■ Problem requirements
Give the data below again exactly as written, without its pictures.

■ Dataset excerpts
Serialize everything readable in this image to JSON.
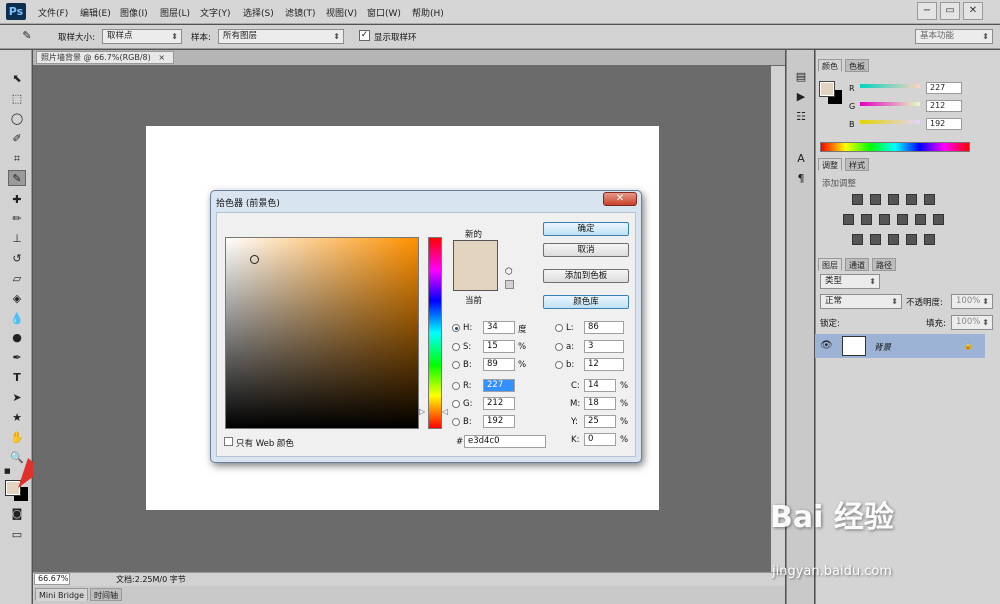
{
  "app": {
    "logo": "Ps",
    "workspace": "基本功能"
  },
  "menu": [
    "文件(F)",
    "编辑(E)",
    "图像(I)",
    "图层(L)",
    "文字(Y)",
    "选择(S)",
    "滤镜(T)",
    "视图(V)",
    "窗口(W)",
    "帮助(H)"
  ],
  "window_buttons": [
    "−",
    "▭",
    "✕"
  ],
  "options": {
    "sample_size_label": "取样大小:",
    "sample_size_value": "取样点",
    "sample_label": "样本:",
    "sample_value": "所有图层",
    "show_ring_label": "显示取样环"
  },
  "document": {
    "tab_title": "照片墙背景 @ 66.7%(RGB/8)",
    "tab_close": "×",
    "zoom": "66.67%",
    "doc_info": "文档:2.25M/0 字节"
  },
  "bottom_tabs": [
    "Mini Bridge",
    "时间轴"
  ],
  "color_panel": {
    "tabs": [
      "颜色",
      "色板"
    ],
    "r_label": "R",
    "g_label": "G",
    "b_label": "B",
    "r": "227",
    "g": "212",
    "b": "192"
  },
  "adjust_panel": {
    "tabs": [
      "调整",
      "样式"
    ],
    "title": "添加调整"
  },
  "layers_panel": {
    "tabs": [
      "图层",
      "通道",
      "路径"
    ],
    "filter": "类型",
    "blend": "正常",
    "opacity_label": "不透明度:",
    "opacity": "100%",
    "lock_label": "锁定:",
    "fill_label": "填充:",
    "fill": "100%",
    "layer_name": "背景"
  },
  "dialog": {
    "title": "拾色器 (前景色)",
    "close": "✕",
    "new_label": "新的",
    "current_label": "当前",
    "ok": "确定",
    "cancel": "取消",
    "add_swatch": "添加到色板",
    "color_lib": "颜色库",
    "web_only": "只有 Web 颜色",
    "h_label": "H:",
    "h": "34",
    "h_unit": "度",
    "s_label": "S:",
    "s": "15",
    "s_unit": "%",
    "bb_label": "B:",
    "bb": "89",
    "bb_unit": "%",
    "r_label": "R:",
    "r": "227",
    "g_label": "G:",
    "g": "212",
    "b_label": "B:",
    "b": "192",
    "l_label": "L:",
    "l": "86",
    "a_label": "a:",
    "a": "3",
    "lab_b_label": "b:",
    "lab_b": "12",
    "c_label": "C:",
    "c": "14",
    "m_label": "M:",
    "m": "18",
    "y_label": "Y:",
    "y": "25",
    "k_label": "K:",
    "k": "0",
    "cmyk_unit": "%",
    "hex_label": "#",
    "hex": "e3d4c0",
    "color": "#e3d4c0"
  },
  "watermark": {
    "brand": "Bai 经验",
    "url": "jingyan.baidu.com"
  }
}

■ Response
Serialize everything readable in this image to JSON.
{
  "app": {
    "logo": "Ps",
    "workspace": "基本功能"
  },
  "menu": [
    "文件(F)",
    "编辑(E)",
    "图像(I)",
    "图层(L)",
    "文字(Y)",
    "选择(S)",
    "滤镜(T)",
    "视图(V)",
    "窗口(W)",
    "帮助(H)"
  ],
  "window_buttons": [
    "−",
    "▭",
    "✕"
  ],
  "options": {
    "sample_size_label": "取样大小:",
    "sample_size_value": "取样点",
    "sample_label": "样本:",
    "sample_value": "所有图层",
    "show_ring_label": "显示取样环"
  },
  "document": {
    "tab_title": "照片墙背景 @ 66.7%(RGB/8)",
    "tab_close": "×",
    "zoom": "66.67%",
    "doc_info": "文档:2.25M/0 字节"
  },
  "bottom_tabs": [
    "Mini Bridge",
    "时间轴"
  ],
  "color_panel": {
    "tabs": [
      "颜色",
      "色板"
    ],
    "r_label": "R",
    "g_label": "G",
    "b_label": "B",
    "r": "227",
    "g": "212",
    "b": "192"
  },
  "adjust_panel": {
    "tabs": [
      "调整",
      "样式"
    ],
    "title": "添加调整"
  },
  "layers_panel": {
    "tabs": [
      "图层",
      "通道",
      "路径"
    ],
    "filter": "类型",
    "blend": "正常",
    "opacity_label": "不透明度:",
    "opacity": "100%",
    "lock_label": "锁定:",
    "fill_label": "填充:",
    "fill": "100%",
    "layer_name": "背景"
  },
  "dialog": {
    "title": "拾色器 (前景色)",
    "close": "✕",
    "new_label": "新的",
    "current_label": "当前",
    "ok": "确定",
    "cancel": "取消",
    "add_swatch": "添加到色板",
    "color_lib": "颜色库",
    "web_only": "只有 Web 颜色",
    "h_label": "H:",
    "h": "34",
    "h_unit": "度",
    "s_label": "S:",
    "s": "15",
    "s_unit": "%",
    "bb_label": "B:",
    "bb": "89",
    "bb_unit": "%",
    "r_label": "R:",
    "r": "227",
    "g_label": "G:",
    "g": "212",
    "b_label": "B:",
    "b": "192",
    "l_label": "L:",
    "l": "86",
    "a_label": "a:",
    "a": "3",
    "lab_b_label": "b:",
    "lab_b": "12",
    "c_label": "C:",
    "c": "14",
    "m_label": "M:",
    "m": "18",
    "y_label": "Y:",
    "y": "25",
    "k_label": "K:",
    "k": "0",
    "cmyk_unit": "%",
    "hex_label": "#",
    "hex": "e3d4c0",
    "color": "#e3d4c0"
  },
  "watermark": {
    "brand": "Bai 经验",
    "url": "jingyan.baidu.com"
  }
}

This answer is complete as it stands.